- SHORT TASK
Arrange each line of the items below as a numbered list, leaving out blank lines and any pictures.

━━━━━ SOURCE DATA

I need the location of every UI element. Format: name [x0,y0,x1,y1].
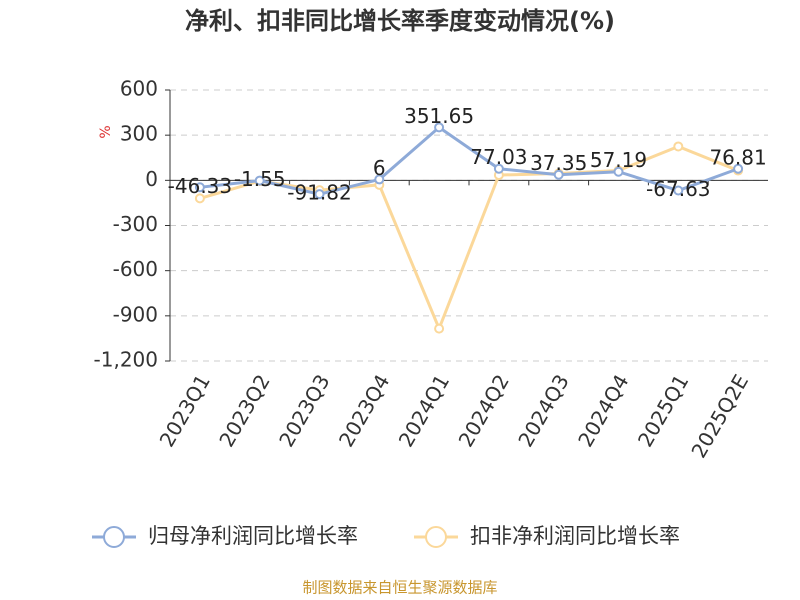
y-tick-label: -1,200 [94,348,158,372]
data-point [673,185,684,196]
data-label: -1.55 [234,167,286,191]
data-label: 6 [373,156,386,180]
data-point [194,182,205,193]
data-point [733,163,744,174]
series-line [199,125,739,196]
data-point [314,189,325,200]
legend-symbol [103,526,125,548]
legend-symbol [425,526,447,548]
chart-title: 净利、扣非同比增长率季度变动情况(%) [185,7,615,35]
y-tick-label: -600 [113,257,158,281]
data-point [434,323,445,334]
data-point [434,122,445,133]
legend-label[interactable]: 扣非净利润同比增长率 [470,524,680,548]
data-point [254,175,265,186]
x-tick-label: 2025Q2E [686,370,753,462]
y-axis-label: % [98,125,114,138]
data-point [374,174,385,185]
x-tick-label: 2023Q2 [214,370,274,451]
data-label: -91.82 [287,181,351,205]
data-label: -46.33 [168,174,232,198]
data-point [553,169,564,180]
x-tick-label: 2023Q4 [334,370,394,451]
data-label: 57.19 [590,148,647,172]
x-tick-label: 2024Q4 [573,370,633,451]
x-tick-label: 2025Q1 [633,370,693,451]
data-label: 37.35 [530,151,587,175]
x-tick-label: 2024Q1 [394,370,454,451]
data-label: 351.65 [404,104,474,128]
x-tick-label: 2024Q3 [513,370,573,451]
data-label: 77.03 [470,145,527,169]
legend-label[interactable]: 归母净利润同比增长率 [148,524,358,548]
data-point [613,166,624,177]
data-point [194,193,205,204]
data-label: 76.81 [709,145,766,169]
source-note: 制图数据来自恒生聚源数据库 [302,579,497,597]
y-tick-label: 600 [120,77,158,101]
series-line [199,144,739,333]
y-tick-label: 0 [145,167,158,191]
data-point [493,163,504,174]
data-point [673,141,684,152]
y-tick-label: -300 [113,212,158,236]
x-tick-label: 2024Q2 [454,370,514,451]
x-tick-label: 2023Q3 [274,370,334,451]
y-tick-label: 300 [120,122,158,146]
y-tick-label: -900 [113,302,158,326]
x-tick-label: 2023Q1 [155,370,215,451]
data-label: -67.63 [646,177,710,201]
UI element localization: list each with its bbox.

━━━━━━━━━━

- RESULT OF THIS EXERCISE
1. I need the location of every UI element. Format: name [x0,y0,x1,y1].
2. y-tick-label: -1,200 [94,348,158,372]
3. data-point [673,185,684,196]
4. data-label: -1.55 [234,167,286,191]
5. data-label: 6 [373,156,386,180]
6. data-point [194,182,205,193]
7. data-point [733,163,744,174]
8. series-line [199,125,739,196]
9. data-point [314,189,325,200]
10. legend-symbol [103,526,125,548]
11. legend-symbol [425,526,447,548]
12. chart-title: 净利、扣非同比增长率季度变动情况(%) [185,7,615,35]
13. y-tick-label: -600 [113,257,158,281]
14. data-point [434,323,445,334]
15. data-point [434,122,445,133]
16. legend-label[interactable]: 扣非净利润同比增长率 [470,524,680,548]
17. data-point [254,175,265,186]
18. x-tick-label: 2025Q2E [686,370,753,462]
19. y-axis-label: % [98,125,114,138]
20. data-point [374,174,385,185]
21. x-tick-label: 2023Q2 [214,370,274,451]
22. data-label: -91.82 [287,181,351,205]
23. data-label: -46.33 [168,174,232,198]
24. data-point [553,169,564,180]
25. x-tick-label: 2023Q4 [334,370,394,451]
26. data-label: 57.19 [590,148,647,172]
27. x-tick-label: 2024Q4 [573,370,633,451]
28. x-tick-label: 2025Q1 [633,370,693,451]
29. data-label: 37.35 [530,151,587,175]
30. x-tick-label: 2024Q1 [394,370,454,451]
31. data-label: 351.65 [404,104,474,128]
32. x-tick-label: 2024Q3 [513,370,573,451]
33. data-label: 77.03 [470,145,527,169]
34. legend-label[interactable]: 归母净利润同比增长率 [148,524,358,548]
35. data-point [613,166,624,177]
36. data-point [194,193,205,204]
37. data-label: 76.81 [709,145,766,169]
38. source-note: 制图数据来自恒生聚源数据库 [302,579,497,597]
39. y-tick-label: 600 [120,77,158,101]
40. series-line [199,144,739,333]
41. y-tick-label: 0 [145,167,158,191]
42. data-point [493,163,504,174]
43. data-point [673,141,684,152]
44. y-tick-label: -300 [113,212,158,236]
45. x-tick-label: 2024Q2 [454,370,514,451]
46. x-tick-label: 2023Q3 [274,370,334,451]
47. y-tick-label: 300 [120,122,158,146]
48. y-tick-label: -900 [113,302,158,326]
49. x-tick-label: 2023Q1 [155,370,215,451]
50. data-label: -67.63 [646,177,710,201]
51. UI element localization: list each with its bbox.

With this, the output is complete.